=== TASK TO COMPLETE ===
Find and copy each line of the records where the string "beads" shows up.

** Start **

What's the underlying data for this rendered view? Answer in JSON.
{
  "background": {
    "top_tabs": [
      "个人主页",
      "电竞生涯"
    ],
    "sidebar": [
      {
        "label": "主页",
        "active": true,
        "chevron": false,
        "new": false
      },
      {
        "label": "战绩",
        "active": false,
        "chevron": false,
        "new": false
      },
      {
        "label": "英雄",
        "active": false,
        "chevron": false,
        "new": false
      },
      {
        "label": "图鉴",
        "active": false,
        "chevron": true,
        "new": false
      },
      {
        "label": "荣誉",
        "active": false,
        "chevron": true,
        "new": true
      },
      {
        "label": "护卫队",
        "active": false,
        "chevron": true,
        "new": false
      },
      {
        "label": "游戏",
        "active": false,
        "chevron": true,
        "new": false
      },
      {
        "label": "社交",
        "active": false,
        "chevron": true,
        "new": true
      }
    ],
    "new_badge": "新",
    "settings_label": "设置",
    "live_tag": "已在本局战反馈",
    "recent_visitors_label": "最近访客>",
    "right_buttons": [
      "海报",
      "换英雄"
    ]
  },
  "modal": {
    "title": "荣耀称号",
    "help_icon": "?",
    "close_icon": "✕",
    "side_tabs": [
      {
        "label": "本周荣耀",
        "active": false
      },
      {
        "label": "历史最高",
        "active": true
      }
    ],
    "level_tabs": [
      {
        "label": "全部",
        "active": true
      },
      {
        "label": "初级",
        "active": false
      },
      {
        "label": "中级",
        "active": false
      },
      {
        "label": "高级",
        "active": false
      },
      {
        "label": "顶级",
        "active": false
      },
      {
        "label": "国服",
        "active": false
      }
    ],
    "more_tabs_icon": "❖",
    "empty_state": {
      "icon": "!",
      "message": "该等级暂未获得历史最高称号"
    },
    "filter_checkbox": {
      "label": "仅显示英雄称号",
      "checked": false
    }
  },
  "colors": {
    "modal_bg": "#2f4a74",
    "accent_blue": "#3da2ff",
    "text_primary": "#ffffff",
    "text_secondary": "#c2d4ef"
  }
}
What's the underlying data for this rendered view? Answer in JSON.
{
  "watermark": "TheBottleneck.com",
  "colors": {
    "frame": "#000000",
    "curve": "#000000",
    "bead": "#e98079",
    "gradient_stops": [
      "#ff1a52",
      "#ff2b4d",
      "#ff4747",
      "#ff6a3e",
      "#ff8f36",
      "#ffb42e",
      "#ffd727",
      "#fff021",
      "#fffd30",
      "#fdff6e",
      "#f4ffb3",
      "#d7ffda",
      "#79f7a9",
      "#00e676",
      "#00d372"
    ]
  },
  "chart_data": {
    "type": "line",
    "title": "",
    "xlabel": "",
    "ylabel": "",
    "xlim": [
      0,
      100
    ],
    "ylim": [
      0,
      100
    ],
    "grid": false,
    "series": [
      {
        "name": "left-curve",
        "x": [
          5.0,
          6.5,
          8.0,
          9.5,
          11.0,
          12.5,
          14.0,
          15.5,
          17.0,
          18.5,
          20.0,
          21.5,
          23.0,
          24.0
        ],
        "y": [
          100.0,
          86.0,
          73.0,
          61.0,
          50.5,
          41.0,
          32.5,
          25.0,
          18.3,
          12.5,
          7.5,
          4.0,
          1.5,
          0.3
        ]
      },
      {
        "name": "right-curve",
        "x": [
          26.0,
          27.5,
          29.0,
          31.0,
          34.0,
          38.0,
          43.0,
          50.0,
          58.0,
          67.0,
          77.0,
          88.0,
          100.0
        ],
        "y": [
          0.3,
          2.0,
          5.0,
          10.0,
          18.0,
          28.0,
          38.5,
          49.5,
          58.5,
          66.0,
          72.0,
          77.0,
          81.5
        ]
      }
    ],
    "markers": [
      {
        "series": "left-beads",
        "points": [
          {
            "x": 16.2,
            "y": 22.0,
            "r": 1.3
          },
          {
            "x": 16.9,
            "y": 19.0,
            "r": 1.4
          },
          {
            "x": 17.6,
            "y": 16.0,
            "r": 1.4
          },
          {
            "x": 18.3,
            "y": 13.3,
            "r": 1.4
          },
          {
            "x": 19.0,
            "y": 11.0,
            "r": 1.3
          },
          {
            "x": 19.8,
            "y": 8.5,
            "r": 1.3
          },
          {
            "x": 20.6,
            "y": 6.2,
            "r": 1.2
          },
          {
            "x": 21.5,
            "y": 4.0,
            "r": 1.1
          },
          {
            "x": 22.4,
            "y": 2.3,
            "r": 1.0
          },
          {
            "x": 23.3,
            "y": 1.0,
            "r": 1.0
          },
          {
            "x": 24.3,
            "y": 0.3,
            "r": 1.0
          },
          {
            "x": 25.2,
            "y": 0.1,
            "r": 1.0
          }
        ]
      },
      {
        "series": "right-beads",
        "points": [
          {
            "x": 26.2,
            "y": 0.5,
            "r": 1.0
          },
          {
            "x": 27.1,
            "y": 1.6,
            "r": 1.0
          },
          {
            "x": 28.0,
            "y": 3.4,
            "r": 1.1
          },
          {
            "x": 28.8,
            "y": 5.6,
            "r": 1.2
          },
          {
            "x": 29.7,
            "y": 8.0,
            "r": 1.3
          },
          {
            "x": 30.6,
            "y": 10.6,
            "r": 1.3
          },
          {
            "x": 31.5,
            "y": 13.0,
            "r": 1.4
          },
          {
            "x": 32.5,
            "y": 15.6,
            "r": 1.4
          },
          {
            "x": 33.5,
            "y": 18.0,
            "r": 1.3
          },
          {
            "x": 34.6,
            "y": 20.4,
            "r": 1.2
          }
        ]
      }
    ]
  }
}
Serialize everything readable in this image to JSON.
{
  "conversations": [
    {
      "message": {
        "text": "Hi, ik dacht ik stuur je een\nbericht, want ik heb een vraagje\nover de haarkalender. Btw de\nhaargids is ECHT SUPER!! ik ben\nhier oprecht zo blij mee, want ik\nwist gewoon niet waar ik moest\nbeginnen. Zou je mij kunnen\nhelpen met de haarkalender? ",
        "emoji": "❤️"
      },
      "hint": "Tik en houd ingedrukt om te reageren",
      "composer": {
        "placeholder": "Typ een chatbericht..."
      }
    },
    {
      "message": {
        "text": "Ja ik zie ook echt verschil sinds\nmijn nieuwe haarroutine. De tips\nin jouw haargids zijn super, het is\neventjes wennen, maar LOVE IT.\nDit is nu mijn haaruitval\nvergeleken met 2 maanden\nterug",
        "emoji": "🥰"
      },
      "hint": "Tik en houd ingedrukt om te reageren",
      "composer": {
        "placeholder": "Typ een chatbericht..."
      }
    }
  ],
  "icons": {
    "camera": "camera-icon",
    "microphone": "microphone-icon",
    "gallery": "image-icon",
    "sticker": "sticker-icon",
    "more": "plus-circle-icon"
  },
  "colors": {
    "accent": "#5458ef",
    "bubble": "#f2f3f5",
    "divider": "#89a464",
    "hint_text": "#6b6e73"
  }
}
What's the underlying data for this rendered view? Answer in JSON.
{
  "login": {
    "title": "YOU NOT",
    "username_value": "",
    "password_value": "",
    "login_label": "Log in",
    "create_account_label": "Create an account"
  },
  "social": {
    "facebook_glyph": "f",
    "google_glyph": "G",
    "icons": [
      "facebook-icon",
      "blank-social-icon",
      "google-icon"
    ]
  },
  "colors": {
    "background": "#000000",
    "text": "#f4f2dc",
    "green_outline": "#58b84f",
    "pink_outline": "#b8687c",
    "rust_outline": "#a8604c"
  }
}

** End **

=== RESULT ===
        "series": "left-beads",
        "series": "right-beads",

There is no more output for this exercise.